● Exercise goal: Find and return each line containing "Truncation".

● Data lines:
————

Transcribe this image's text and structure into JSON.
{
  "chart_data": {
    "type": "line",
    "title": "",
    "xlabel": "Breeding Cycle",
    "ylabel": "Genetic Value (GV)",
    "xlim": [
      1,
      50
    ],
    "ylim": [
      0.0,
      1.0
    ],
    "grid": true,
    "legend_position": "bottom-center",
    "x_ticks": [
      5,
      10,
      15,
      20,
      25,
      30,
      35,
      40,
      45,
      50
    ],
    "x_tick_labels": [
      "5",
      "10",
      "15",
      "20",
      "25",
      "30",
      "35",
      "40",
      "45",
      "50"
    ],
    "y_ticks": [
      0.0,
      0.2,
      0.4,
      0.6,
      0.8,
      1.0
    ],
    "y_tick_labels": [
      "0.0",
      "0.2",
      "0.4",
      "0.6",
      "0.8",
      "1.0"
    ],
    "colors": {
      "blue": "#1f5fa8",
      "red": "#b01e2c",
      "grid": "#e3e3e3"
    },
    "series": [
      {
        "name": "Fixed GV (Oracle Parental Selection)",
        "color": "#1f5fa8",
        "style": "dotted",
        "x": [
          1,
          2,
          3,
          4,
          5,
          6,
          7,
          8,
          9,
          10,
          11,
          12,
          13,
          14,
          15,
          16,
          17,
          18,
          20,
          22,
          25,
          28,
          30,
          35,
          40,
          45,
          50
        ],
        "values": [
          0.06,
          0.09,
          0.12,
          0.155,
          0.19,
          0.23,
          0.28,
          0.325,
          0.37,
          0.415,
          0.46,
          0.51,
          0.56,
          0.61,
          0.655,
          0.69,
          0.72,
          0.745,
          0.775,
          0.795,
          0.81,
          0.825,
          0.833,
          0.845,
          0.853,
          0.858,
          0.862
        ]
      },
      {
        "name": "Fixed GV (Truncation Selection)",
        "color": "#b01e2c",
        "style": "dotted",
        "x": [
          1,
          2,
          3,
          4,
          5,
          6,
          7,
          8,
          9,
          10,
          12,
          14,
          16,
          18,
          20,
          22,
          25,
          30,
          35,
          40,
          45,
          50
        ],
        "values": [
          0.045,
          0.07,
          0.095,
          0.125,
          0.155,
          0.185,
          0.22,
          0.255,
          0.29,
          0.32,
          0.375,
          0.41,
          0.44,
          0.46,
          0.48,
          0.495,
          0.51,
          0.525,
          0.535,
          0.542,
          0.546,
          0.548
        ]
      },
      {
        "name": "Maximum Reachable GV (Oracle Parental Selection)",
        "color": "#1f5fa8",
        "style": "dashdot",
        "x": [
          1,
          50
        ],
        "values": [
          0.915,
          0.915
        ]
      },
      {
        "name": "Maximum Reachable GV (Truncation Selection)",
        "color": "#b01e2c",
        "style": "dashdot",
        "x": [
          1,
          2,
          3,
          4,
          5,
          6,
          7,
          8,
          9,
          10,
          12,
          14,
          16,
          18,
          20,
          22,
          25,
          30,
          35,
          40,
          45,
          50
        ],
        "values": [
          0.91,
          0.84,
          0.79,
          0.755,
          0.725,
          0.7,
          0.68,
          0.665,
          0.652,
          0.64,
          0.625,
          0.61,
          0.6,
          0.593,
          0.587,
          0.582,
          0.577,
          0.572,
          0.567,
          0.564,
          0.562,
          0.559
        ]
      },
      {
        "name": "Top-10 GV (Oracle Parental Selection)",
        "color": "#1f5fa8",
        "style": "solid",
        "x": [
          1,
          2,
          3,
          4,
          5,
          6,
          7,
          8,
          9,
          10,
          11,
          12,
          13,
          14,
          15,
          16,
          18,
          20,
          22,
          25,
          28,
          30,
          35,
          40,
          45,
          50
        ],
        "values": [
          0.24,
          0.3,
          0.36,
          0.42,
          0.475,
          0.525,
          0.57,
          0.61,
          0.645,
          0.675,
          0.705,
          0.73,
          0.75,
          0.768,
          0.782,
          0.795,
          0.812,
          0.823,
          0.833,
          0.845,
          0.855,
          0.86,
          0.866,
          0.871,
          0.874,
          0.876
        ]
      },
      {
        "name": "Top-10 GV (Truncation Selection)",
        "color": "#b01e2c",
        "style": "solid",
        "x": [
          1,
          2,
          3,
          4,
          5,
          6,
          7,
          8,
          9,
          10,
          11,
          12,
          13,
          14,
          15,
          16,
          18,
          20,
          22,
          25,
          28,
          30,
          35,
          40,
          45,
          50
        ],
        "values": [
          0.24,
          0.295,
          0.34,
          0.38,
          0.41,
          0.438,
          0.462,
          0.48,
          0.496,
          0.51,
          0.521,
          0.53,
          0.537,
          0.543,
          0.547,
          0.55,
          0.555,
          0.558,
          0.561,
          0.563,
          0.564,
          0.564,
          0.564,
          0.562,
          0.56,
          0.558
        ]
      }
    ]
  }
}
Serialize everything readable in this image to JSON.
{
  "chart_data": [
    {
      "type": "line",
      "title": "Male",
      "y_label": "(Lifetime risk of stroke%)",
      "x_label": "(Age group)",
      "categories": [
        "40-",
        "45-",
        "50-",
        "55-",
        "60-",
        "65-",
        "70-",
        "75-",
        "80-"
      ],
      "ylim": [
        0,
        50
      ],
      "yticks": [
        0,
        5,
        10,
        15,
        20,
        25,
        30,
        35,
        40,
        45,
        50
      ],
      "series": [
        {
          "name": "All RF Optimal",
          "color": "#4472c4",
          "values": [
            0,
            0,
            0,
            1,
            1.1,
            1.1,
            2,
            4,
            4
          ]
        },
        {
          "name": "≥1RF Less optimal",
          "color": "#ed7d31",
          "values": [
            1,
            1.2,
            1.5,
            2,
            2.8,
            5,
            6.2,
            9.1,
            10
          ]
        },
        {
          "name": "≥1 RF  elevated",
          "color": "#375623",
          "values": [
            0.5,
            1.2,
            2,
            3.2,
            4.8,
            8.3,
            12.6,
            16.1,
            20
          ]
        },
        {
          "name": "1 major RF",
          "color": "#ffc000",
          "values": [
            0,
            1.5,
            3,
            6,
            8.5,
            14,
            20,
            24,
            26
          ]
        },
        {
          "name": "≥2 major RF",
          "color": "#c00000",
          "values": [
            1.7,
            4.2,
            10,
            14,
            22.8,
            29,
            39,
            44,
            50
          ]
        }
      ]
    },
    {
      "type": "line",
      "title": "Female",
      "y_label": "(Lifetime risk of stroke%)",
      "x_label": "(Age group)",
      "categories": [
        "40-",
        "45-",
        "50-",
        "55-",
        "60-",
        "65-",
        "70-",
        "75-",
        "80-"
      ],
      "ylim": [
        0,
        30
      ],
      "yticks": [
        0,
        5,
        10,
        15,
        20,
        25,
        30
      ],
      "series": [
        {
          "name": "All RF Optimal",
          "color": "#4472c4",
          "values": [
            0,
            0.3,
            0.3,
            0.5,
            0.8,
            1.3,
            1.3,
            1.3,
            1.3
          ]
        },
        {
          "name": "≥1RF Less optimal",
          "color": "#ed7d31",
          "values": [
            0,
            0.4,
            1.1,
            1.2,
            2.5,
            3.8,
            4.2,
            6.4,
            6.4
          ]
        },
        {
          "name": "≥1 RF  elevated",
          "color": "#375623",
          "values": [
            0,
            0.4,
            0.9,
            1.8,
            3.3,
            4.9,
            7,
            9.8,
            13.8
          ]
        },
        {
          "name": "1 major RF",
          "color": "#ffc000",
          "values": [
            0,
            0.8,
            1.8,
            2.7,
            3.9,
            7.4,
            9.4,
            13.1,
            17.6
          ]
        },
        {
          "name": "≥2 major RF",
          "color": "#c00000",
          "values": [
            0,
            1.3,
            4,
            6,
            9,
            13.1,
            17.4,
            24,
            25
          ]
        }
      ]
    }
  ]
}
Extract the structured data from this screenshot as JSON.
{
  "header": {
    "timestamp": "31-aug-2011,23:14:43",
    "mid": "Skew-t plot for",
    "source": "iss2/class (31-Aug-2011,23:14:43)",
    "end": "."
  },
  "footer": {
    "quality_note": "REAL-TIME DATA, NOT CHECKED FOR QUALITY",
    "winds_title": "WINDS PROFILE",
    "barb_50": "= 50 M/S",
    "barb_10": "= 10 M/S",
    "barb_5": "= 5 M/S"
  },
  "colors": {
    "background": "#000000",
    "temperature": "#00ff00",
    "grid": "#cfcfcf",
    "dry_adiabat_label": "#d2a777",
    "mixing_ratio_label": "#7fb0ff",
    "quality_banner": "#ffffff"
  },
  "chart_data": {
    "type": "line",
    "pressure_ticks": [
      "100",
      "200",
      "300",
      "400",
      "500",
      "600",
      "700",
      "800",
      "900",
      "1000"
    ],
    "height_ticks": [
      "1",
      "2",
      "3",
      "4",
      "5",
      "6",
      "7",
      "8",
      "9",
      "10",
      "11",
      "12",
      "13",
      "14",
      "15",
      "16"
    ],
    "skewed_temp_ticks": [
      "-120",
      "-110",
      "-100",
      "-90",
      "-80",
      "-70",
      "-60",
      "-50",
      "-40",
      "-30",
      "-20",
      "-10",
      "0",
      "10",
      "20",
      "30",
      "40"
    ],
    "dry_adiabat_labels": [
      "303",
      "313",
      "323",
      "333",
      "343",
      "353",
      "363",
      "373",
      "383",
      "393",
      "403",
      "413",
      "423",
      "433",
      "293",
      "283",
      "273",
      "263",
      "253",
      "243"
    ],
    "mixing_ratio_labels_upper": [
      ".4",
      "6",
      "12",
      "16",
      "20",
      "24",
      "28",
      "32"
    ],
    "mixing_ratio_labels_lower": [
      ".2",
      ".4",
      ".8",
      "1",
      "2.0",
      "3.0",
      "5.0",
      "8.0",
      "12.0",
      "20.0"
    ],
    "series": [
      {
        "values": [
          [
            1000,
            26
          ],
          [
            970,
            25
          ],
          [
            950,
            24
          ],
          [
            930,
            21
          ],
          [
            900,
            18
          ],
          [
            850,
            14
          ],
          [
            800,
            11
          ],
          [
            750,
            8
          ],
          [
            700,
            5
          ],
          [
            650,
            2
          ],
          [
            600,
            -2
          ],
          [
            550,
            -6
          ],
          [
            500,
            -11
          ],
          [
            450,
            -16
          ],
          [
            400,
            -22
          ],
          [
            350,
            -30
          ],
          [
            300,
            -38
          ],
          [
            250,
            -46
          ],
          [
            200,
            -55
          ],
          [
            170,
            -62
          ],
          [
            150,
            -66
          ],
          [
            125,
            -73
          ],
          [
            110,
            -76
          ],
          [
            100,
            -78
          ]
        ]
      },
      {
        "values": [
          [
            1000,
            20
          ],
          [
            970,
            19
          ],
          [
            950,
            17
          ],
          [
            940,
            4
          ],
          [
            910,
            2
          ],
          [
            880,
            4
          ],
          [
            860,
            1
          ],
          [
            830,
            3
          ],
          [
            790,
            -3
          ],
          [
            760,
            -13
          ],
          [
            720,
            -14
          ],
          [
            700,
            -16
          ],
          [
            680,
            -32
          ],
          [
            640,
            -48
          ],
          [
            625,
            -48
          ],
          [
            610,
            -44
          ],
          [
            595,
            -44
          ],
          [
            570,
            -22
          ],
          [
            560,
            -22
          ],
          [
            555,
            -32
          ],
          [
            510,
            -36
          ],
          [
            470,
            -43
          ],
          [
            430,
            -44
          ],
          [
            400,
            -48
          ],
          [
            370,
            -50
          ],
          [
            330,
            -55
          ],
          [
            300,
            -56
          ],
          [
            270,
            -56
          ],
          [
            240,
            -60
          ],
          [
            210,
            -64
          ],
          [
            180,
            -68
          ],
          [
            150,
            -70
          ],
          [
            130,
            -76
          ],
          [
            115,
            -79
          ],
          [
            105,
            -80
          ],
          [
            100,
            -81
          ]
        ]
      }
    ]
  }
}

————

● Written reply:
        "name": "Fixed GV (Truncation Selection)",
        "name": "Maximum Reachable GV (Truncation Selection)",
        "name": "Top-10 GV (Truncation Selection)",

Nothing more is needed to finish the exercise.